→ **WHAT IS NEEDED**
Seek out every line containing the word "JSON", and copy each.

··· RECORDS FOR THIS EXERCISE

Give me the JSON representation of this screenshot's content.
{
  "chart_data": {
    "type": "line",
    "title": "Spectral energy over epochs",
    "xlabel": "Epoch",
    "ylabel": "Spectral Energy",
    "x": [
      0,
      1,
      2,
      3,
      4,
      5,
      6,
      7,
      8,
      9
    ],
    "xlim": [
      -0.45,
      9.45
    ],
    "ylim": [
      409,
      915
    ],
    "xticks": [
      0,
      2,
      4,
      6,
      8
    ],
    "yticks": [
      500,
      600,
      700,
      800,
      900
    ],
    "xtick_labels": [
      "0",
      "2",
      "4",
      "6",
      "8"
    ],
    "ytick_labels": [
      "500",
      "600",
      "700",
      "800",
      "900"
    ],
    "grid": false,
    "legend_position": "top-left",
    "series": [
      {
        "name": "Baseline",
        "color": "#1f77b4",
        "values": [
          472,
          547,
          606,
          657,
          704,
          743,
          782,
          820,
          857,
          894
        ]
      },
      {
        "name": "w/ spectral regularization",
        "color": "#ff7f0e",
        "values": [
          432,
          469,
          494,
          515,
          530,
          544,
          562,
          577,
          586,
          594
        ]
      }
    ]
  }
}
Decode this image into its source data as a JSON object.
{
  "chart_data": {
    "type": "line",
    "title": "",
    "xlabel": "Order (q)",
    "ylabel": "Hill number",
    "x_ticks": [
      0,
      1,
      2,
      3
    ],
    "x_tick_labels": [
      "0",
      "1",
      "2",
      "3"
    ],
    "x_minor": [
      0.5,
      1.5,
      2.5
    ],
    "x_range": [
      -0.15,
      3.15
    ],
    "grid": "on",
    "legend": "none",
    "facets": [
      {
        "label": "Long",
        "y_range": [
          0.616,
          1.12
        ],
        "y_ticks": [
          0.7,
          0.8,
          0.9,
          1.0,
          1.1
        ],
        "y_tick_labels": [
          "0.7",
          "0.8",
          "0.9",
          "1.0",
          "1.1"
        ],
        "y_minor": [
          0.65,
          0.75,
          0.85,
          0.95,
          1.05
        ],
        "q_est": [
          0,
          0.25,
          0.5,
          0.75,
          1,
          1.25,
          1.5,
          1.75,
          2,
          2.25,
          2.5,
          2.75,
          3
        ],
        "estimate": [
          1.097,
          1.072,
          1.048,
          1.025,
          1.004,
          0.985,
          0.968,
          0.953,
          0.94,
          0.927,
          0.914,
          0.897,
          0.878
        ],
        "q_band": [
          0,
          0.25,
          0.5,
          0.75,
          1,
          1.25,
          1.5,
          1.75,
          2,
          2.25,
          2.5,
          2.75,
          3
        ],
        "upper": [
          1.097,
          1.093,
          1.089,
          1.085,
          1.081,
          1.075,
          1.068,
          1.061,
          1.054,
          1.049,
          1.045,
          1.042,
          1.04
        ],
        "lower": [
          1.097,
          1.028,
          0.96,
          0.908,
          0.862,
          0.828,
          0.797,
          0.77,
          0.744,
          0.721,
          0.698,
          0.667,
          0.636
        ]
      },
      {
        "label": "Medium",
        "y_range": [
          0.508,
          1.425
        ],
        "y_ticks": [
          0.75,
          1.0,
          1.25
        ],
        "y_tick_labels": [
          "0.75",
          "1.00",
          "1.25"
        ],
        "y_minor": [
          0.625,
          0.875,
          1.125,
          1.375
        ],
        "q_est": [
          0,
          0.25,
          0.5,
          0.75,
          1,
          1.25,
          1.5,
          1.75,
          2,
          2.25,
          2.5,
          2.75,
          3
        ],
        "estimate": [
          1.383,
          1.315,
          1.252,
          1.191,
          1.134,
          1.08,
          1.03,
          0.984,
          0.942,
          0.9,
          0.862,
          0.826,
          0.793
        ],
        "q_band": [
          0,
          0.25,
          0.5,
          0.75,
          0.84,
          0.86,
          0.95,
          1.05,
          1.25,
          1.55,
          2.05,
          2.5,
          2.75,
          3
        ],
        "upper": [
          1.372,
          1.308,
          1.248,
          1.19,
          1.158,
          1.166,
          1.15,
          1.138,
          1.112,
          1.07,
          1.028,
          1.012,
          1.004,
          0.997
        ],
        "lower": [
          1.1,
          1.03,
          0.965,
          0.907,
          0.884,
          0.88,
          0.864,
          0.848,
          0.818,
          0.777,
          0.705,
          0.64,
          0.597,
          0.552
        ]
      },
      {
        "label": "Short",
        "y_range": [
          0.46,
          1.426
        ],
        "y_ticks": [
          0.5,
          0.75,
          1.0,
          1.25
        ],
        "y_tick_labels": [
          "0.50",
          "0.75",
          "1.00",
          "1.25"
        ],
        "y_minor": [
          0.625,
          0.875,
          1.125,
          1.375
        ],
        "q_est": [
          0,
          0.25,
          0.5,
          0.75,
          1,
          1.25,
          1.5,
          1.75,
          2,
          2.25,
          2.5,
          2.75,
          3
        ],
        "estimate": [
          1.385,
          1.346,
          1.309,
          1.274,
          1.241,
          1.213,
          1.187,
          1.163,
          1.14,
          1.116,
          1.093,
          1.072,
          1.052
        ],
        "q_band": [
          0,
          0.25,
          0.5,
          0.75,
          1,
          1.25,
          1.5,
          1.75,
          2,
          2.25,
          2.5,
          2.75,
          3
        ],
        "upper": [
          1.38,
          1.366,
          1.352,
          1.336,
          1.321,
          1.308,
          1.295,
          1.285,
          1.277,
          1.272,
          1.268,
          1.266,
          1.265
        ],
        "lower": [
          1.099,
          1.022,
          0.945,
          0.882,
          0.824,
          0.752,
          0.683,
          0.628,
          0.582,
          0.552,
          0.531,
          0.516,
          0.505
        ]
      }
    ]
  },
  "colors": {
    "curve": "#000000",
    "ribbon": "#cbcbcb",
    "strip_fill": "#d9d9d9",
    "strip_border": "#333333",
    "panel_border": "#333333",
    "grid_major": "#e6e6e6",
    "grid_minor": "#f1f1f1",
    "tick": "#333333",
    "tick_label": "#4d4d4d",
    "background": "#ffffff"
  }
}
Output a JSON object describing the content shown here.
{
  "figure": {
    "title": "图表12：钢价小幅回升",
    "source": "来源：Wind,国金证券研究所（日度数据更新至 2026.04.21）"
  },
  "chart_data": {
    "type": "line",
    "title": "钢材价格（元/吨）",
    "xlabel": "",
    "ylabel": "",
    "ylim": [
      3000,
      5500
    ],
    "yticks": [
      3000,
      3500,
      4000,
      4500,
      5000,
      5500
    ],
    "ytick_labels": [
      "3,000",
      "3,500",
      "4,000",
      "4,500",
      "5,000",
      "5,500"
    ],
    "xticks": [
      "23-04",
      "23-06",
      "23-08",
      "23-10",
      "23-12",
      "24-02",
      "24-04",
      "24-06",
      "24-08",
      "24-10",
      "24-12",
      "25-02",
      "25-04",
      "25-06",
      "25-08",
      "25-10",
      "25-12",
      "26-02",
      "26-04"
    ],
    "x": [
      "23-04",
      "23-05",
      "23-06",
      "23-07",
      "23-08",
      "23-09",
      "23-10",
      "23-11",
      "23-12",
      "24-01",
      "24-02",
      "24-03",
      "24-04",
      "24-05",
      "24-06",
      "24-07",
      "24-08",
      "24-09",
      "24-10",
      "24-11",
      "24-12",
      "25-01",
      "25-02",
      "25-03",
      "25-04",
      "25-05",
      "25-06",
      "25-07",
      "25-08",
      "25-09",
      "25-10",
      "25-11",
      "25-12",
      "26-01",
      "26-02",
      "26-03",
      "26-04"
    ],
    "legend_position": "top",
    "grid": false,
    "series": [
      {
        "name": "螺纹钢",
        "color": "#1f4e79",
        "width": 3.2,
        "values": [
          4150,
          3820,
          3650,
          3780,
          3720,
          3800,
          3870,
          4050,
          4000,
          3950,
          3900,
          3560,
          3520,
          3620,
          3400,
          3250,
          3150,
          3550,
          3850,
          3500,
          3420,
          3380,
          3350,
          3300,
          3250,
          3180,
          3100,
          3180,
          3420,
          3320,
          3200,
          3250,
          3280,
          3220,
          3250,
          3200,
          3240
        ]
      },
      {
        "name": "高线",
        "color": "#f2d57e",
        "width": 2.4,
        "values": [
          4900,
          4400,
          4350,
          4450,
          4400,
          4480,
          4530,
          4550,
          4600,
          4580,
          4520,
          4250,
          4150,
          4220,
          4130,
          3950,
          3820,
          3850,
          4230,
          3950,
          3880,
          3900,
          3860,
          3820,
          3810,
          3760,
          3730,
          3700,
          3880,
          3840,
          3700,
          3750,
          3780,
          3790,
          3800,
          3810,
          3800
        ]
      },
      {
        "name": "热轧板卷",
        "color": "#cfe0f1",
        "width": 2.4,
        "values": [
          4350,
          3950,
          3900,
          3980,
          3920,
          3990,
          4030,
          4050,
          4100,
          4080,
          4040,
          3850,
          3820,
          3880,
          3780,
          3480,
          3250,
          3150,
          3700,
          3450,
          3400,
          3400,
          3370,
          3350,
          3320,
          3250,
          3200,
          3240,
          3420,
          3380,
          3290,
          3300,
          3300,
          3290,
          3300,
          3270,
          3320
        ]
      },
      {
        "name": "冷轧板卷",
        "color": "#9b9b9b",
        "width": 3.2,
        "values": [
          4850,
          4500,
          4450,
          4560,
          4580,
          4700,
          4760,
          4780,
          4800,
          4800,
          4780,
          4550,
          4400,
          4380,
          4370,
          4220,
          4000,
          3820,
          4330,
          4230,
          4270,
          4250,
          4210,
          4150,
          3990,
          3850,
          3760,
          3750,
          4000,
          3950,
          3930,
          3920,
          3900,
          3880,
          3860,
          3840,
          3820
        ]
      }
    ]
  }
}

······

→ **RESPONSE**
Give me the JSON representation of this screenshot's content.
Decode this image into its source data as a JSON object.
Output a JSON object describing the content shown here.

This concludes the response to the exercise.